EXERCISE INPUT:
======
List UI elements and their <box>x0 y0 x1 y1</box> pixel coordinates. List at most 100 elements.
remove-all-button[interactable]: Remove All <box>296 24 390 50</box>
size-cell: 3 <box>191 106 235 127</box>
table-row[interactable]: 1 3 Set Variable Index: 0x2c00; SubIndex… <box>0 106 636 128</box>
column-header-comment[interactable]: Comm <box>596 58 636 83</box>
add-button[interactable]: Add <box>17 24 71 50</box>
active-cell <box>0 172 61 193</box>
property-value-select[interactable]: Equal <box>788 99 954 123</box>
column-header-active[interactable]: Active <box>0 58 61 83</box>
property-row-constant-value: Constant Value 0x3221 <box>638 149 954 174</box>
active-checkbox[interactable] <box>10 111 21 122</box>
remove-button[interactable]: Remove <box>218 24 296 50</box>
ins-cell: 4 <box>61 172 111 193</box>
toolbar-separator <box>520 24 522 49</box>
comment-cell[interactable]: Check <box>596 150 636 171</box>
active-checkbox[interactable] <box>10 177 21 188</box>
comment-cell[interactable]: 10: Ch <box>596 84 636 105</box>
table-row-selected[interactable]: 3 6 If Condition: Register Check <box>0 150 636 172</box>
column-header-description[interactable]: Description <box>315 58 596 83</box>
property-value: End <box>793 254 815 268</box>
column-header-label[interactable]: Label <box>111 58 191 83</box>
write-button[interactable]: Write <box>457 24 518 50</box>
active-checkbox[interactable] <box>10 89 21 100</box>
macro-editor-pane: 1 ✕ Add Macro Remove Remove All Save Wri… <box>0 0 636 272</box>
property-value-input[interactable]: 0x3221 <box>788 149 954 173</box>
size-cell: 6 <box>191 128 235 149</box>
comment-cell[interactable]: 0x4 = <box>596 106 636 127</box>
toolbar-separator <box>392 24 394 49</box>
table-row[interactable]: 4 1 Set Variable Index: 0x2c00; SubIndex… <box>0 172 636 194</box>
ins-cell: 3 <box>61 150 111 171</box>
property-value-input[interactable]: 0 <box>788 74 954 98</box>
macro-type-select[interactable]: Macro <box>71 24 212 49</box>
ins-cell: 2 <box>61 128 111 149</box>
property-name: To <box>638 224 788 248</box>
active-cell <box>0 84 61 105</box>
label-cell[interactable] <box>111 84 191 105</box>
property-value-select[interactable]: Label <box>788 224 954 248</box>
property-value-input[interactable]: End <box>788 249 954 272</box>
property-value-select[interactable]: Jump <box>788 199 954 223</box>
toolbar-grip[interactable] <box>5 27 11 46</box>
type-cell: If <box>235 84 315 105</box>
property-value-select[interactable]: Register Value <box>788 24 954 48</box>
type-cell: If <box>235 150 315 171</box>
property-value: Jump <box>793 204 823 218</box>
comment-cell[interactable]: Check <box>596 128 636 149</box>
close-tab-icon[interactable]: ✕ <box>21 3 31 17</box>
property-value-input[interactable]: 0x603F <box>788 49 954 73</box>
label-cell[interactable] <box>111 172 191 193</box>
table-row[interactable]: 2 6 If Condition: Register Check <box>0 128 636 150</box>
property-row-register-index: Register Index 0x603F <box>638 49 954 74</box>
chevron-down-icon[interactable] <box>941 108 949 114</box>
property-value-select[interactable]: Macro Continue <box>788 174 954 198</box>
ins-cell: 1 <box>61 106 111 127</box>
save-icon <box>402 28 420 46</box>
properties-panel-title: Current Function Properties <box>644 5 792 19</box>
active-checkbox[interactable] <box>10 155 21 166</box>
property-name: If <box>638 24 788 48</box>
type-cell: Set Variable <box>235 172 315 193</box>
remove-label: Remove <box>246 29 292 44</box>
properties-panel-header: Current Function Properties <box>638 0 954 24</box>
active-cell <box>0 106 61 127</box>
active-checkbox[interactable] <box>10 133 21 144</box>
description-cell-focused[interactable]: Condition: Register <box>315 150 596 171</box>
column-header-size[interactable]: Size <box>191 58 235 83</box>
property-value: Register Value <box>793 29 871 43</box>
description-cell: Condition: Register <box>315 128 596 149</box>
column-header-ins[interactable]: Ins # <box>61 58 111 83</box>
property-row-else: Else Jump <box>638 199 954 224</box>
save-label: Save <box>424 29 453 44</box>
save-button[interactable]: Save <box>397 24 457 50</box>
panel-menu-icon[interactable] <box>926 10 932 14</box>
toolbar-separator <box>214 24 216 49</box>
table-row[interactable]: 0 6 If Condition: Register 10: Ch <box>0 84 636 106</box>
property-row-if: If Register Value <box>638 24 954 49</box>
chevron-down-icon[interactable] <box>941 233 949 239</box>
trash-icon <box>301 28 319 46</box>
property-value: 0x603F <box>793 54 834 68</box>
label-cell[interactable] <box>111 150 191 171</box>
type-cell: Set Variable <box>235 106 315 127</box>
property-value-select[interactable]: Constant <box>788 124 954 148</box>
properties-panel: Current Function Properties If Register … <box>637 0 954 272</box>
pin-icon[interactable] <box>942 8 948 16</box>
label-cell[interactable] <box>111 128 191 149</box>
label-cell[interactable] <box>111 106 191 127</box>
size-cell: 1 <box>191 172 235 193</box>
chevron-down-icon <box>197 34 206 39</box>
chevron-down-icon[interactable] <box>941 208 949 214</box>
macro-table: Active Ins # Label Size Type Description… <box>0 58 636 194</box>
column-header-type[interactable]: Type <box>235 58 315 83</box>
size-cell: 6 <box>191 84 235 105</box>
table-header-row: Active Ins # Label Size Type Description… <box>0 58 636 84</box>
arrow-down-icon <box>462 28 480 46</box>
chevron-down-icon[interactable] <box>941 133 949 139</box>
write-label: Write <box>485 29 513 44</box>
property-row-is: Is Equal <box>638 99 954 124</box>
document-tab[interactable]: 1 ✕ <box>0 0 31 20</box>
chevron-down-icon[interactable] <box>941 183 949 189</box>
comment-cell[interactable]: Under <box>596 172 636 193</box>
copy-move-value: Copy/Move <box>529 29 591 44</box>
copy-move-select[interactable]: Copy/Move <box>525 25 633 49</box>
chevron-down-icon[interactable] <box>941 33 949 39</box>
======
Repeat the items word for word, from the first line up to and including the line with "comment-cell[interactable]: 10: Ch".

FULL RESPONSE:
List UI elements and their <box>x0 y0 x1 y1</box> pixel coordinates. List at most 100 elements.
remove-all-button[interactable]: Remove All <box>296 24 390 50</box>
size-cell: 3 <box>191 106 235 127</box>
table-row[interactable]: 1 3 Set Variable Index: 0x2c00; SubIndex… <box>0 106 636 128</box>
column-header-comment[interactable]: Comm <box>596 58 636 83</box>
add-button[interactable]: Add <box>17 24 71 50</box>
active-cell <box>0 172 61 193</box>
property-value-select[interactable]: Equal <box>788 99 954 123</box>
column-header-active[interactable]: Active <box>0 58 61 83</box>
property-row-constant-value: Constant Value 0x3221 <box>638 149 954 174</box>
active-checkbox[interactable] <box>10 111 21 122</box>
remove-button[interactable]: Remove <box>218 24 296 50</box>
ins-cell: 4 <box>61 172 111 193</box>
toolbar-separator <box>520 24 522 49</box>
comment-cell[interactable]: Check <box>596 150 636 171</box>
active-checkbox[interactable] <box>10 177 21 188</box>
comment-cell[interactable]: 10: Ch <box>596 84 636 105</box>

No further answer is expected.